▶ _AIM_
Track down every line below that holds "appelé" and copy it.
◆ ◆ ◆ ◆ ◆
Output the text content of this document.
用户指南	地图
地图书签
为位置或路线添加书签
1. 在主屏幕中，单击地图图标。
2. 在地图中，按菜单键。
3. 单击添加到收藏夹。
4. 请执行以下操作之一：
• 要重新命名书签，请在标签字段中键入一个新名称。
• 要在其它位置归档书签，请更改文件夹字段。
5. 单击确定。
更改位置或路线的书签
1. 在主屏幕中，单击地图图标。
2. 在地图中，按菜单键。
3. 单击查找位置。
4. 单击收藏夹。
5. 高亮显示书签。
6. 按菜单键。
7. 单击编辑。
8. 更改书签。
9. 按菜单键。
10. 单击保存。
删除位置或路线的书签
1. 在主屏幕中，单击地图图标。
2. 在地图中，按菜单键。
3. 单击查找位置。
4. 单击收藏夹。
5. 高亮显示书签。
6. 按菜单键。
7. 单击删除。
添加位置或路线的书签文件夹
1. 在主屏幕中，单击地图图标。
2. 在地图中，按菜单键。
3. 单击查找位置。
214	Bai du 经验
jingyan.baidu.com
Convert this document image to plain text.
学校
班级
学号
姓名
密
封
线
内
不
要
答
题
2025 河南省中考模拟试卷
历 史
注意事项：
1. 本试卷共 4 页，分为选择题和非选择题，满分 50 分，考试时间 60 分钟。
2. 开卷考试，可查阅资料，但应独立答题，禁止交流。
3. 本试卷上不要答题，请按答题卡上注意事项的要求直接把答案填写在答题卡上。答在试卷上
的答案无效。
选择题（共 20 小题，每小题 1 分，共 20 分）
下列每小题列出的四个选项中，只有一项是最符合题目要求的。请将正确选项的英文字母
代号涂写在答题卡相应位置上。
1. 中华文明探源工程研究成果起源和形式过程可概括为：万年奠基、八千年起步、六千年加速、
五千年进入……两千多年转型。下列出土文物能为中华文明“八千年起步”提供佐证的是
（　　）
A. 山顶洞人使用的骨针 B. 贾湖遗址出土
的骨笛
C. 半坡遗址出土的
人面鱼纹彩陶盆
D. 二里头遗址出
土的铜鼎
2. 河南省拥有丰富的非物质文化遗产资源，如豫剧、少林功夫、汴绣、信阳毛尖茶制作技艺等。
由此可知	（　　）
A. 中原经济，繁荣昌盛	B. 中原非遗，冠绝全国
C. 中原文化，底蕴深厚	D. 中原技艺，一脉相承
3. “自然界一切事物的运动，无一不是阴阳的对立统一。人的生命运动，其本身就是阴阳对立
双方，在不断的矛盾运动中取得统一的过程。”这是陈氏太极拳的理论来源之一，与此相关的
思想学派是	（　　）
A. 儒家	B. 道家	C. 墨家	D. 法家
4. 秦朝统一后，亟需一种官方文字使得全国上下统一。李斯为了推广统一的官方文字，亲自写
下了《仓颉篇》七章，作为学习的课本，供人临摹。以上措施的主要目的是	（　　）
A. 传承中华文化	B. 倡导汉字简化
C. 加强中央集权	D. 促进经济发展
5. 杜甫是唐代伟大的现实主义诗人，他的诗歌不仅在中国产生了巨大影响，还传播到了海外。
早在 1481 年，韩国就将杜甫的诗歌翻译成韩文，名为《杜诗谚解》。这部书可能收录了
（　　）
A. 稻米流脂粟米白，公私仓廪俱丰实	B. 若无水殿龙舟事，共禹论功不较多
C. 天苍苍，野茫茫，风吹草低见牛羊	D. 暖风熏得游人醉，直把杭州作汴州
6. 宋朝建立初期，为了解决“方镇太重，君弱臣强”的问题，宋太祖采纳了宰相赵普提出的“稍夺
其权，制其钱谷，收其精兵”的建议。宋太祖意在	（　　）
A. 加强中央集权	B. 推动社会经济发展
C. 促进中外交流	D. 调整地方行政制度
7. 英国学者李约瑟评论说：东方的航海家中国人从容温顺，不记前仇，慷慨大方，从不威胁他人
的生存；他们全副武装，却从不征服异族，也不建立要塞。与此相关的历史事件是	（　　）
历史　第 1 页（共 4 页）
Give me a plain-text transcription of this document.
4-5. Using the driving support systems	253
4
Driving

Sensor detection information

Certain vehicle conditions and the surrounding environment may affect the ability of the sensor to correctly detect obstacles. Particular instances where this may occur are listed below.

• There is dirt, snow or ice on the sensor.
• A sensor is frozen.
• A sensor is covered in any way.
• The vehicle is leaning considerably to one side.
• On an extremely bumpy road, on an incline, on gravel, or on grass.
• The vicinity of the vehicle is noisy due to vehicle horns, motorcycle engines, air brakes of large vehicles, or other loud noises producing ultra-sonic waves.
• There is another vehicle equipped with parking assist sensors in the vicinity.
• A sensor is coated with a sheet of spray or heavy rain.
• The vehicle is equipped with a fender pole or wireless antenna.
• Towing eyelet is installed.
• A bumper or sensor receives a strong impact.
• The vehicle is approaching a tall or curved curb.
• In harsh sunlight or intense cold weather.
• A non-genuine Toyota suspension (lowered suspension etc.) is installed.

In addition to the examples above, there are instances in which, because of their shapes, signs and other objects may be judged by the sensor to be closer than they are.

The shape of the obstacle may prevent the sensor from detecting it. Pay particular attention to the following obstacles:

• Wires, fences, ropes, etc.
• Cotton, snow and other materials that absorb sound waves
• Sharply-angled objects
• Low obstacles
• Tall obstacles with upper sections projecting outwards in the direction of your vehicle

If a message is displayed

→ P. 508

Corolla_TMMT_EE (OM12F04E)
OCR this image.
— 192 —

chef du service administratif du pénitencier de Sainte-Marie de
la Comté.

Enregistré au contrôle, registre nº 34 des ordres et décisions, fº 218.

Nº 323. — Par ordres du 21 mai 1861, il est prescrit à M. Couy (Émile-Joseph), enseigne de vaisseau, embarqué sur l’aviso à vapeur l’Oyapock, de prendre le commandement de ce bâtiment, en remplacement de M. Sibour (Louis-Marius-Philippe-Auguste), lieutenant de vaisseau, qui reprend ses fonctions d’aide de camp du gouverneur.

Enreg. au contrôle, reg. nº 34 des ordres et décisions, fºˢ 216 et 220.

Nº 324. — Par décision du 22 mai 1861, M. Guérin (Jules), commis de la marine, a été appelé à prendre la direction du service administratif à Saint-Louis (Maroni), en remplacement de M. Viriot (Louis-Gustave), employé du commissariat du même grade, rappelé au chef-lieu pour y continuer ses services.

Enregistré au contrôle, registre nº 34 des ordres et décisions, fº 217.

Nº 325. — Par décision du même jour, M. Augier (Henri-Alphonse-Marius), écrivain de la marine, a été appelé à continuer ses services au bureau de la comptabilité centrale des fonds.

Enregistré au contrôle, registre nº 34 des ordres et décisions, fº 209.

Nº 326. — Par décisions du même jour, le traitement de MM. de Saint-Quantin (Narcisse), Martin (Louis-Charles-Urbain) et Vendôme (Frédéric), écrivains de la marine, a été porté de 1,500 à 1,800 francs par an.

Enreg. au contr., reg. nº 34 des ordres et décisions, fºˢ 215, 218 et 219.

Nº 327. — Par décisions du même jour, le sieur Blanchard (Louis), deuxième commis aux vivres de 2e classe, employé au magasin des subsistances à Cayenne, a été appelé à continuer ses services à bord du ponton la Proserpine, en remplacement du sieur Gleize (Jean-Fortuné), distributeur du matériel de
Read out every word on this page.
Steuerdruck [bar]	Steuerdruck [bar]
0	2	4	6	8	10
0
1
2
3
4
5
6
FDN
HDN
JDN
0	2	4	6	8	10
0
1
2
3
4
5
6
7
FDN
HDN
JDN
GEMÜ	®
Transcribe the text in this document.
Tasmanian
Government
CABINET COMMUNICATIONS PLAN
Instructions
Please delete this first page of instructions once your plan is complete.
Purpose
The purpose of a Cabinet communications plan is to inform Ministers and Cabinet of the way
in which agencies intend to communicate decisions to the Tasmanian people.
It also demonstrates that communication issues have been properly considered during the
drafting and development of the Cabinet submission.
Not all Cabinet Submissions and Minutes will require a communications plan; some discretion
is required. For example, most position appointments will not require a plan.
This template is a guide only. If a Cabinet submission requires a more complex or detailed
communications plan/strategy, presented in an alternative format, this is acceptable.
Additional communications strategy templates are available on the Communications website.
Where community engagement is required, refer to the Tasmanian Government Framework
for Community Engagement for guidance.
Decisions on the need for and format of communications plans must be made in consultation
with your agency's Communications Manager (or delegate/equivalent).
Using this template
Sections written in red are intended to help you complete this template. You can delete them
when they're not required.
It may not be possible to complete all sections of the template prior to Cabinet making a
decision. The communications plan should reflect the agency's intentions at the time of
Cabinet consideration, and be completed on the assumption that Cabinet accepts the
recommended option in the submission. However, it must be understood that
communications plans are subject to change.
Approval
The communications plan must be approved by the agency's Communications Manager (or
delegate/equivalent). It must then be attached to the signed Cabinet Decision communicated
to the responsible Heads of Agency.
◆ ◆ ◆ ◆ ◆
▶ _RESULT FOR THIS TASK_
Nº 324. — Par décision du 22 mai 1861, M. Guérin (Jules), commis de la marine, a été appelé à prendre la direction du service administratif à Saint-Louis (Maroni), en remplacement de M. Viriot (Louis-Gustave), employé du commissariat du même grade, rappelé au chef-lieu pour y continuer ses services.
Nº 325. — Par décision du même jour, M. Augier (Henri-Alphonse-Marius), écrivain de la marine, a été appelé à continuer ses services au bureau de la comptabilité centrale des fonds.
Nº 327. — Par décisions du même jour, le sieur Blanchard (Louis), deuxième commis aux vivres de 2e classe, employé au magasin des subsistances à Cayenne, a été appelé à continuer ses services à bord du ponton la Proserpine, en remplacement du sieur Gleize (Jean-Fortuné), distributeur du matériel de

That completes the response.